WHAT YOU HAVE TO DO:
Make an exact copy of the entries below with the pictures removed.

>> begin MATERIAL PROVIDED

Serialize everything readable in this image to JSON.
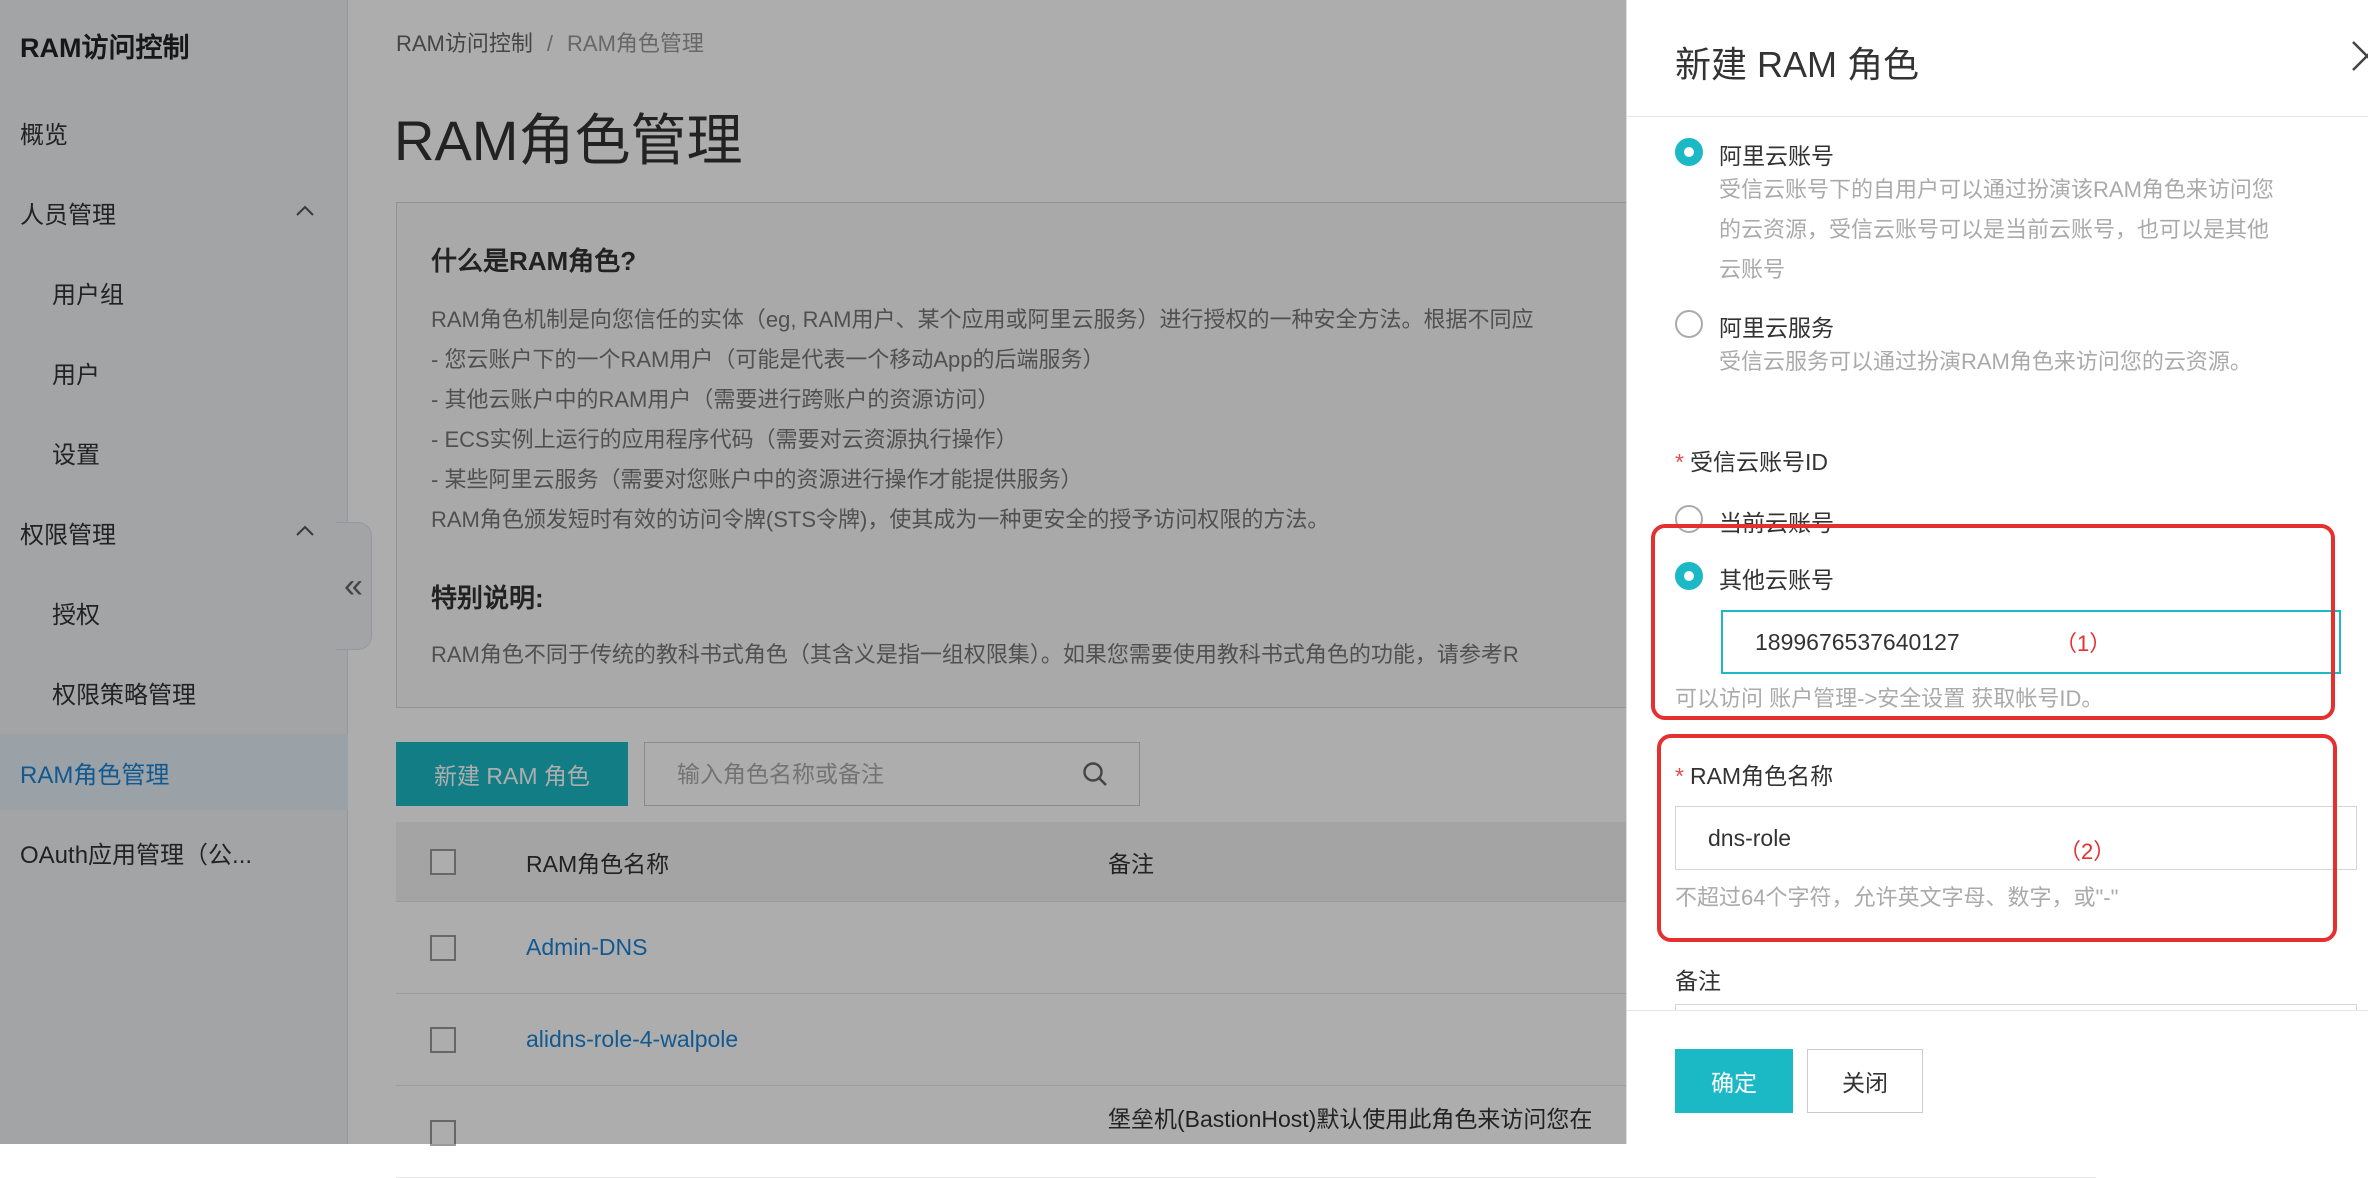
{
  "sidebar": {
    "title": "RAM访问控制",
    "items": [
      {
        "label": "概览"
      },
      {
        "label": "人员管理"
      },
      {
        "label": "用户组"
      },
      {
        "label": "用户"
      },
      {
        "label": "设置"
      },
      {
        "label": "权限管理"
      },
      {
        "label": "授权"
      },
      {
        "label": "权限策略管理"
      },
      {
        "label": "RAM角色管理"
      },
      {
        "label": "OAuth应用管理（公..."
      }
    ],
    "collapse_glyph": "«"
  },
  "breadcrumb": {
    "root": "RAM访问控制",
    "sep": "/",
    "current": "RAM角色管理"
  },
  "page_title": "RAM角色管理",
  "info": {
    "heading": "什么是RAM角色?",
    "lines": [
      "RAM角色机制是向您信任的实体（eg, RAM用户、某个应用或阿里云服务）进行授权的一种安全方法。根据不同应",
      "- 您云账户下的一个RAM用户（可能是代表一个移动App的后端服务）",
      "- 其他云账户中的RAM用户（需要进行跨账户的资源访问）",
      "- ECS实例上运行的应用程序代码（需要对云资源执行操作）",
      "- 某些阿里云服务（需要对您账户中的资源进行操作才能提供服务）",
      "RAM角色颁发短时有效的访问令牌(STS令牌)，使其成为一种更安全的授予访问权限的方法。"
    ],
    "special_heading": "特别说明:",
    "special_text": "RAM角色不同于传统的教科书式角色（其含义是指一组权限集）。如果您需要使用教科书式角色的功能，请参考R"
  },
  "toolbar": {
    "new_role": "新建 RAM 角色",
    "search_placeholder": "输入角色名称或备注"
  },
  "table": {
    "headers": {
      "name": "RAM角色名称",
      "note": "备注"
    },
    "rows": [
      {
        "name": "Admin-DNS",
        "note": ""
      },
      {
        "name": "alidns-role-4-walpole",
        "note": ""
      },
      {
        "name": "",
        "note": "堡垒机(BastionHost)默认使用此角色来访问您在"
      }
    ]
  },
  "drawer": {
    "title": "新建 RAM 角色",
    "trust_options": [
      {
        "label": "阿里云账号",
        "desc": [
          "受信云账号下的自用户可以通过扮演该RAM角色来访问您",
          "的云资源，受信云账号可以是当前云账号，也可以是其他",
          "云账号"
        ],
        "selected": true
      },
      {
        "label": "阿里云服务",
        "desc": [
          "受信云服务可以通过扮演RAM角色来访问您的云资源。"
        ],
        "selected": false
      }
    ],
    "account_id_label": "受信云账号ID",
    "account_options": [
      {
        "label": "当前云账号",
        "selected": false
      },
      {
        "label": "其他云账号",
        "selected": true
      }
    ],
    "account_id_value": "1899676537640127",
    "account_hint": "可以访问 账户管理->安全设置 获取帐号ID。",
    "role_name_label": "RAM角色名称",
    "role_name_value": "dns-role",
    "role_name_hint": "不超过64个字符，允许英文字母、数字，或\"-\"",
    "note_label": "备注",
    "required_mark": "*",
    "annotations": [
      "（1）",
      "（2）"
    ],
    "ok": "确定",
    "close": "关闭"
  },
  "colors": {
    "accent": "#1bb8c5",
    "link": "#1b84d6",
    "annotation": "#e62f2f"
  }
}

>> end MATERIAL PROVIDED

SOLUTION TO THIS TASK:
Serialize everything readable in this image to JSON.
{
  "sidebar": {
    "title": "RAM访问控制",
    "items": [
      {
        "label": "概览"
      },
      {
        "label": "人员管理"
      },
      {
        "label": "用户组"
      },
      {
        "label": "用户"
      },
      {
        "label": "设置"
      },
      {
        "label": "权限管理"
      },
      {
        "label": "授权"
      },
      {
        "label": "权限策略管理"
      },
      {
        "label": "RAM角色管理"
      },
      {
        "label": "OAuth应用管理（公..."
      }
    ],
    "collapse_glyph": "«"
  },
  "breadcrumb": {
    "root": "RAM访问控制",
    "sep": "/",
    "current": "RAM角色管理"
  },
  "page_title": "RAM角色管理",
  "info": {
    "heading": "什么是RAM角色?",
    "lines": [
      "RAM角色机制是向您信任的实体（eg, RAM用户、某个应用或阿里云服务）进行授权的一种安全方法。根据不同应",
      "- 您云账户下的一个RAM用户（可能是代表一个移动App的后端服务）",
      "- 其他云账户中的RAM用户（需要进行跨账户的资源访问）",
      "- ECS实例上运行的应用程序代码（需要对云资源执行操作）",
      "- 某些阿里云服务（需要对您账户中的资源进行操作才能提供服务）",
      "RAM角色颁发短时有效的访问令牌(STS令牌)，使其成为一种更安全的授予访问权限的方法。"
    ],
    "special_heading": "特别说明:",
    "special_text": "RAM角色不同于传统的教科书式角色（其含义是指一组权限集）。如果您需要使用教科书式角色的功能，请参考R"
  },
  "toolbar": {
    "new_role": "新建 RAM 角色",
    "search_placeholder": "输入角色名称或备注"
  },
  "table": {
    "headers": {
      "name": "RAM角色名称",
      "note": "备注"
    },
    "rows": [
      {
        "name": "Admin-DNS",
        "note": ""
      },
      {
        "name": "alidns-role-4-walpole",
        "note": ""
      },
      {
        "name": "",
        "note": "堡垒机(BastionHost)默认使用此角色来访问您在"
      }
    ]
  },
  "drawer": {
    "title": "新建 RAM 角色",
    "trust_options": [
      {
        "label": "阿里云账号",
        "desc": [
          "受信云账号下的自用户可以通过扮演该RAM角色来访问您",
          "的云资源，受信云账号可以是当前云账号，也可以是其他",
          "云账号"
        ],
        "selected": true
      },
      {
        "label": "阿里云服务",
        "desc": [
          "受信云服务可以通过扮演RAM角色来访问您的云资源。"
        ],
        "selected": false
      }
    ],
    "account_id_label": "受信云账号ID",
    "account_options": [
      {
        "label": "当前云账号",
        "selected": false
      },
      {
        "label": "其他云账号",
        "selected": true
      }
    ],
    "account_id_value": "1899676537640127",
    "account_hint": "可以访问 账户管理->安全设置 获取帐号ID。",
    "role_name_label": "RAM角色名称",
    "role_name_value": "dns-role",
    "role_name_hint": "不超过64个字符，允许英文字母、数字，或\"-\"",
    "note_label": "备注",
    "required_mark": "*",
    "annotations": [
      "（1）",
      "（2）"
    ],
    "ok": "确定",
    "close": "关闭"
  },
  "colors": {
    "accent": "#1bb8c5",
    "link": "#1b84d6",
    "annotation": "#e62f2f"
  }
}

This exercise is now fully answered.